Identify each line holding the string "Juni" and copy it.

(Extracted data entries)
####################

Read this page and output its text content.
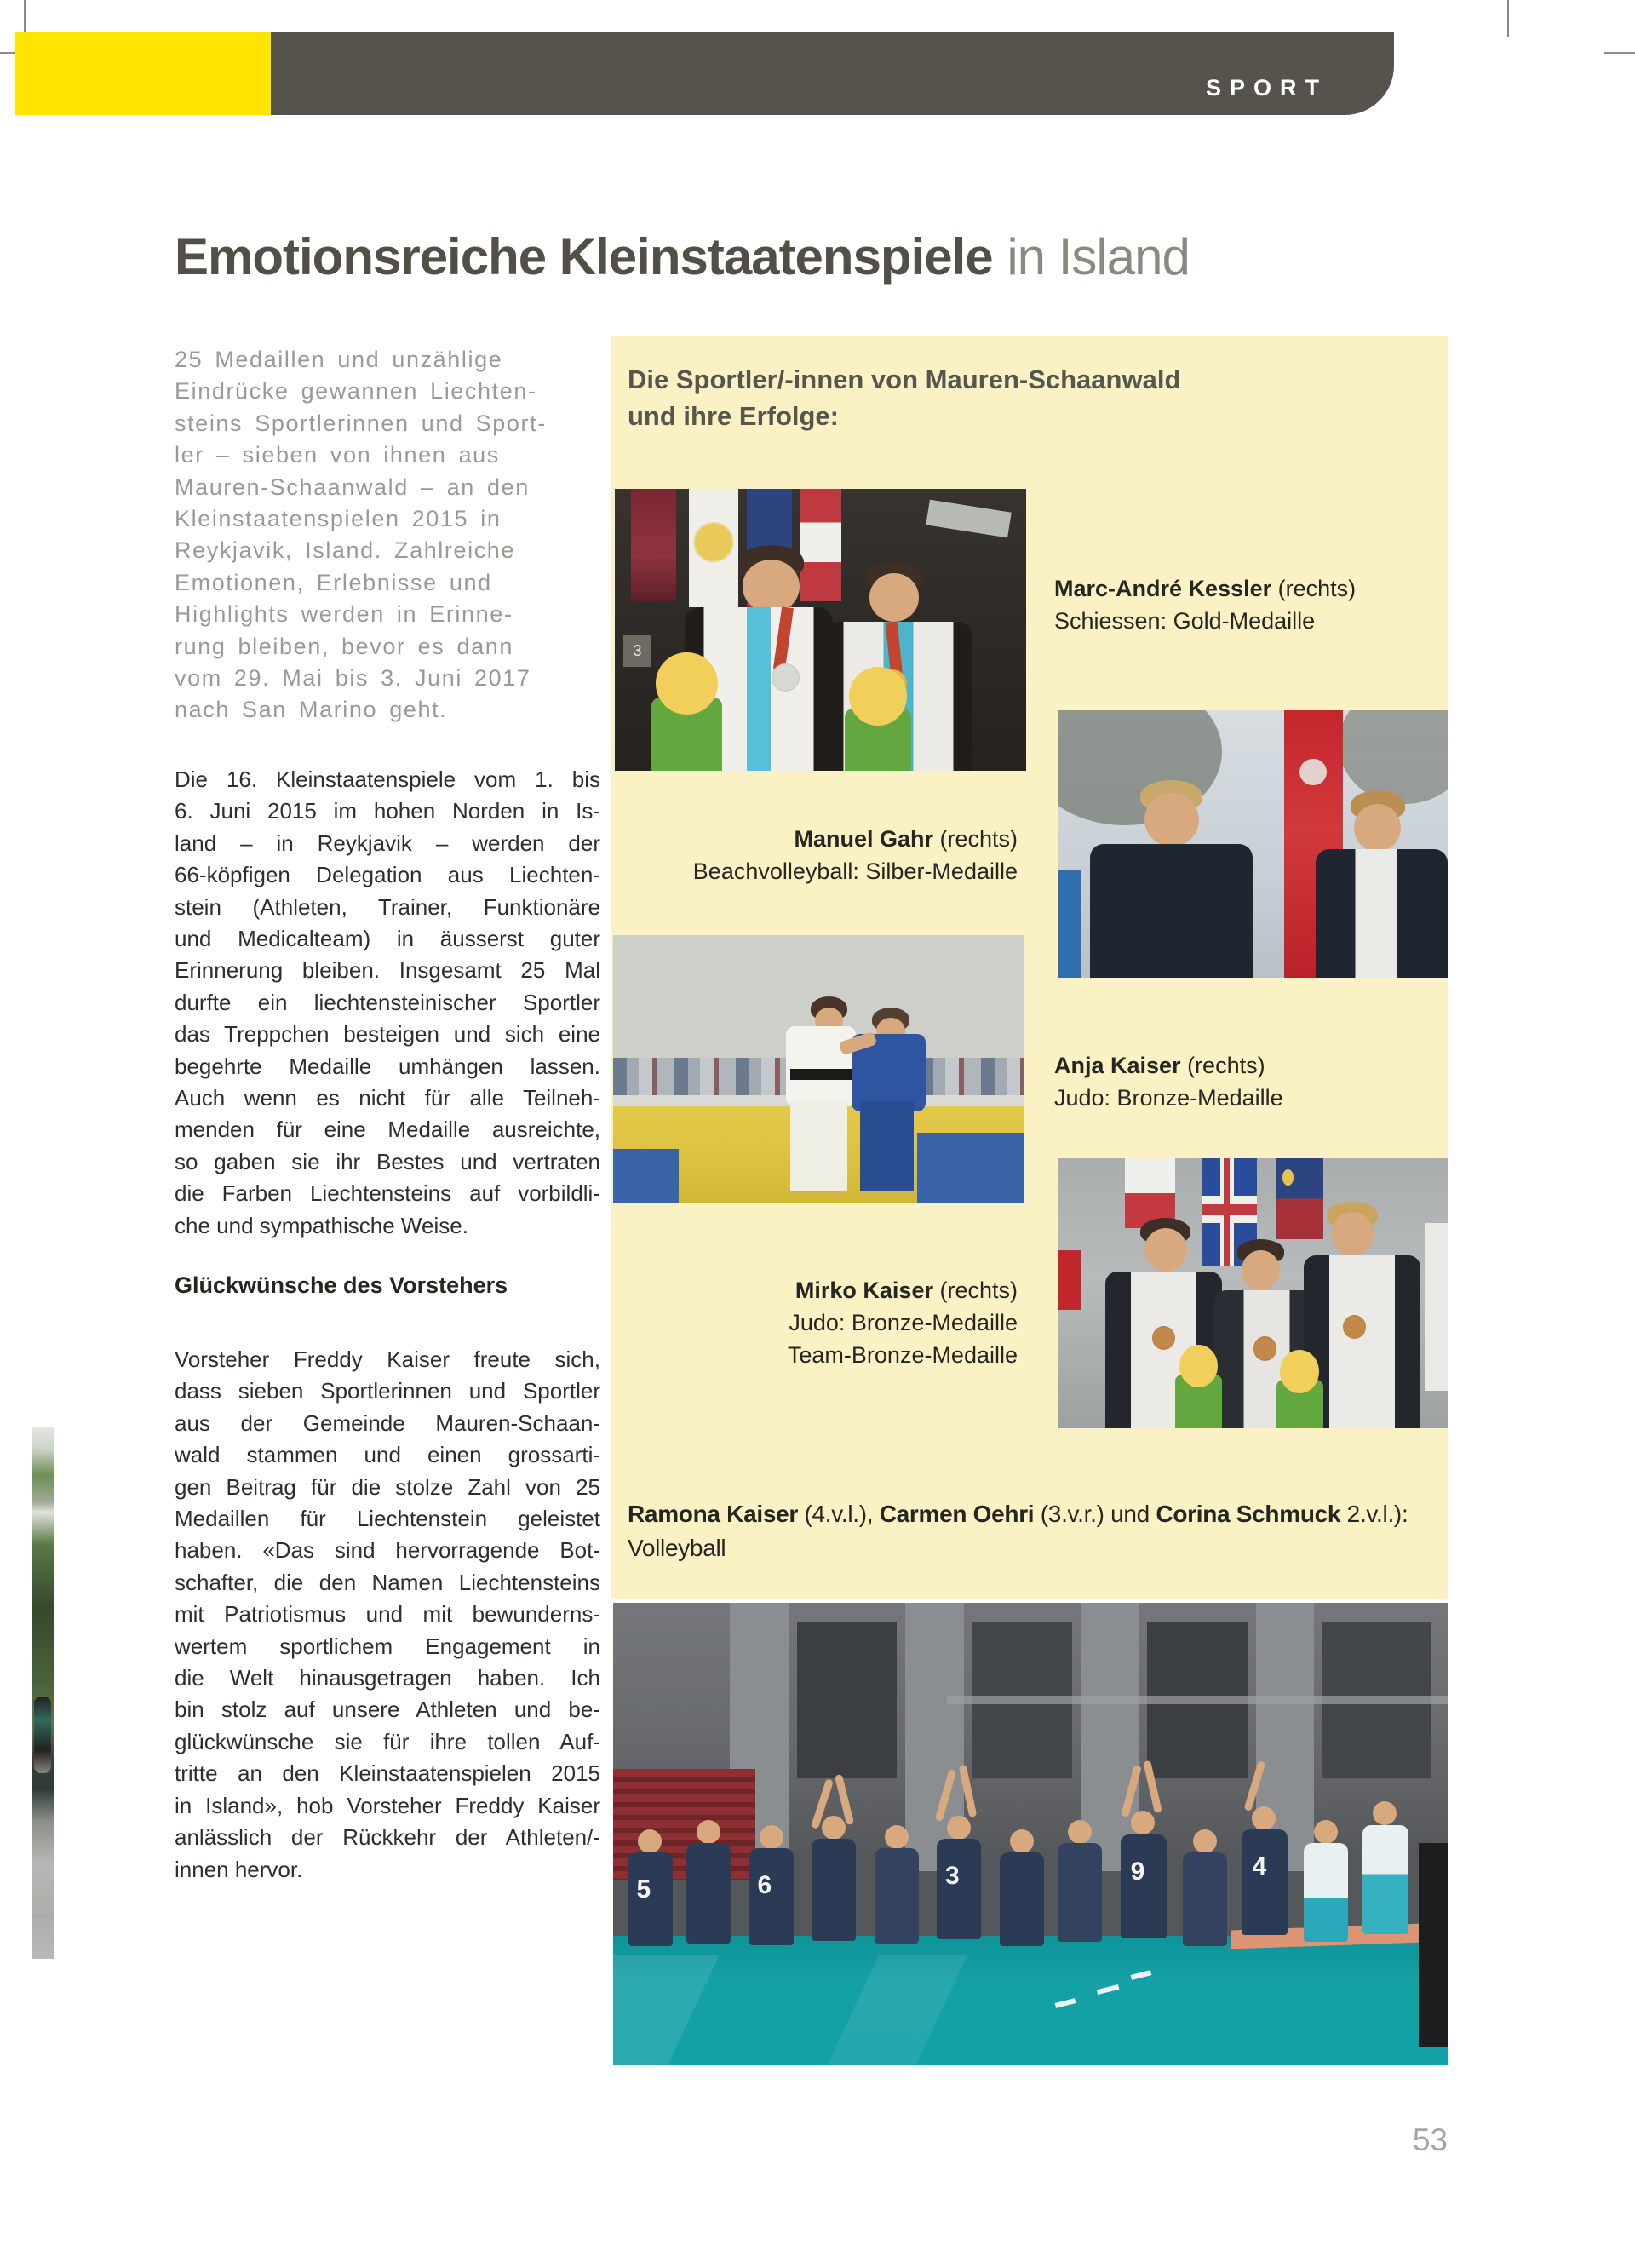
SPORT
Emotionsreiche Kleinstaatenspiele in Island
25 Medaillen und unzählige
Eindrücke gewannen Liechten-
steins Sportlerinnen und Sport-
ler – sieben von ihnen aus
Mauren-Schaanwald – an den
Kleinstaatenspielen 2015 in
Reykjavik, Island. Zahlreiche
Emotionen, Erlebnisse und
Highlights werden in Erinne-
rung bleiben, bevor es dann
vom 29. Mai bis 3. Juni 2017
nach San Marino geht.
Die 16. Kleinstaatenspiele vom 1. bis
6. Juni 2015 im hohen Norden in Is-
land – in Reykjavik – werden der
66-köpfigen Delegation aus Liechten-
stein (Athleten, Trainer, Funktionäre
und Medicalteam) in äusserst guter
Erinnerung bleiben. Insgesamt 25 Mal
durfte ein liechtensteinischer Sportler
das Treppchen besteigen und sich eine
begehrte Medaille umhängen lassen.
Auch wenn es nicht für alle Teilneh-
menden für eine Medaille ausreichte,
so gaben sie ihr Bestes und vertraten
die Farben Liechtensteins auf vorbildli-
che und sympathische Weise.
Glückwünsche des Vorstehers
Vorsteher Freddy Kaiser freute sich,
dass sieben Sportlerinnen und Sportler
aus der Gemeinde Mauren-Schaan-
wald stammen und einen grossarti-
gen Beitrag für die stolze Zahl von 25
Medaillen für Liechtenstein geleistet
haben. «Das sind hervorragende Bot-
schafter, die den Namen Liechtensteins
mit Patriotismus und mit bewunderns-
wertem sportlichem Engagement in
die Welt hinausgetragen haben. Ich
bin stolz auf unsere Athleten und be-
glückwünsche sie für ihre tollen Auf-
tritte an den Kleinstaatenspielen 2015
in Island», hob Vorsteher Freddy Kaiser
anlässlich der Rückkehr der Athleten/-
innen hervor.
Die Sportler/-innen von Mauren-Schaanwald
und ihre Erfolge:
3
Marc-André Kessler (rechts)
Schiessen: Gold-Medaille
Manuel Gahr (rechts)
Beachvolleyball: Silber-Medaille
Anja Kaiser (rechts)
Judo: Bronze-Medaille
Mirko Kaiser (rechts)
Judo: Bronze-Medaille
Team-Bronze-Medaille
Ramona Kaiser (4.v.l.), Carmen Oehri (3.v.r.) und Corina Schmuck 2.v.l.):
Volleyball
5	6	3	9	4
53
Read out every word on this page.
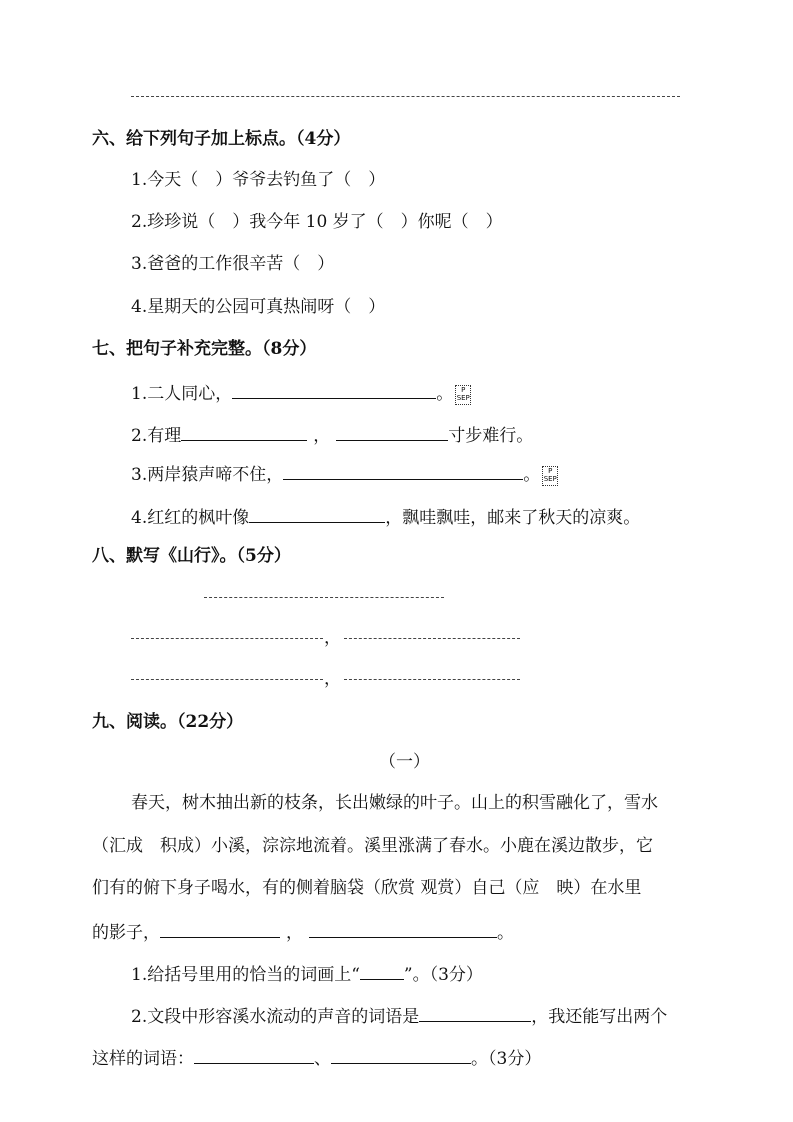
六、给下列句子加上标点。（4分）
1.今天（　）爷爷去钓鱼了（　）
2.珍珍说（　）我今年 10 岁了（　）你呢（　）
3.爸爸的工作很辛苦（　）
4.星期天的公园可真热闹呀（　）
七、把句子补充完整。（8分）
1.二人同心，	。 P
SEP
2.有理	，	寸步难行。
3.两岸猿声啼不住，	。 P
SEP
4.红红的枫叶像	，飘哇飘哇，邮来了秋天的凉爽。
八、默写《山行》。（5分）
，
，
九、阅读。（22分）
（一）
春天，树木抽出新的枝条，长出嫩绿的叶子。山上的积雪融化了，雪水
（汇成　积成）小溪，淙淙地流着。溪里涨满了春水。小鹿在溪边散步，它
们有的俯下身子喝水，有的侧着脑袋（欣赏 观赏）自己（应　映）在水里
的影子，	，	。
1.给括号里用的恰当的词画上“	”。（3分）
2.文段中形容溪水流动的声音的词语是	，我还能写出两个
这样的词语：	、	。（3分）
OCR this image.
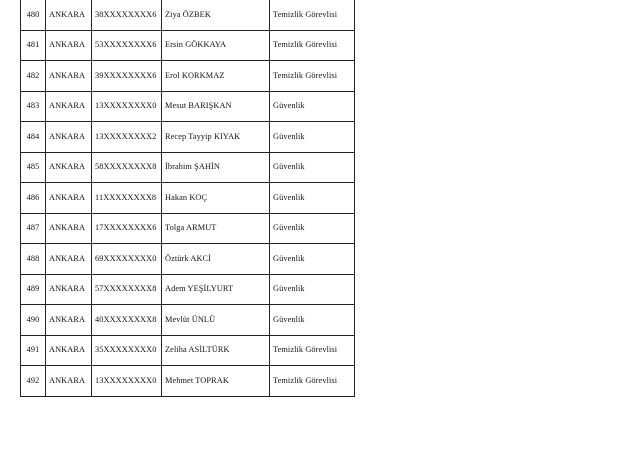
480	ANKARA	38XXXXXXXX6	Ziya ÖZBEK	Temizlik Görevlisi
481	ANKARA	53XXXXXXXX6	Ersin GÖKKAYA	Temizlik Görevlisi
482	ANKARA	39XXXXXXXX6	Erol KORKMAZ	Temizlik Görevlisi
483	ANKARA	13XXXXXXXX0	Mesut BARIŞKAN	Güvenlik
484	ANKARA	13XXXXXXXX2	Recep Tayyip KIYAK	Güvenlik
485	ANKARA	58XXXXXXXX8	İbrahim ŞAHİN	Güvenlik
486	ANKARA	11XXXXXXXX8	Hakan KOÇ	Güvenlik
487	ANKARA	17XXXXXXXX6	Tolga ARMUT	Güvenlik
488	ANKARA	69XXXXXXXX0	Öztürk AKCİ	Güvenlik
489	ANKARA	57XXXXXXXX8	Adem YEŞİLYURT	Güvenlik
490	ANKARA	40XXXXXXXX8	Mevlüt ÜNLÜ	Güvenlik
491	ANKARA	35XXXXXXXX0	Zeliha ASİLTÜRK	Temizlik Görevlisi
492	ANKARA	13XXXXXXXX0	Mehmet TOPRAK	Temizlik Görevlisi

####################

COMPLETE RESPONSE:
vom 29. Mai bis 3. Juni 2017
6. Juni 2015 im hohen Norden in Is-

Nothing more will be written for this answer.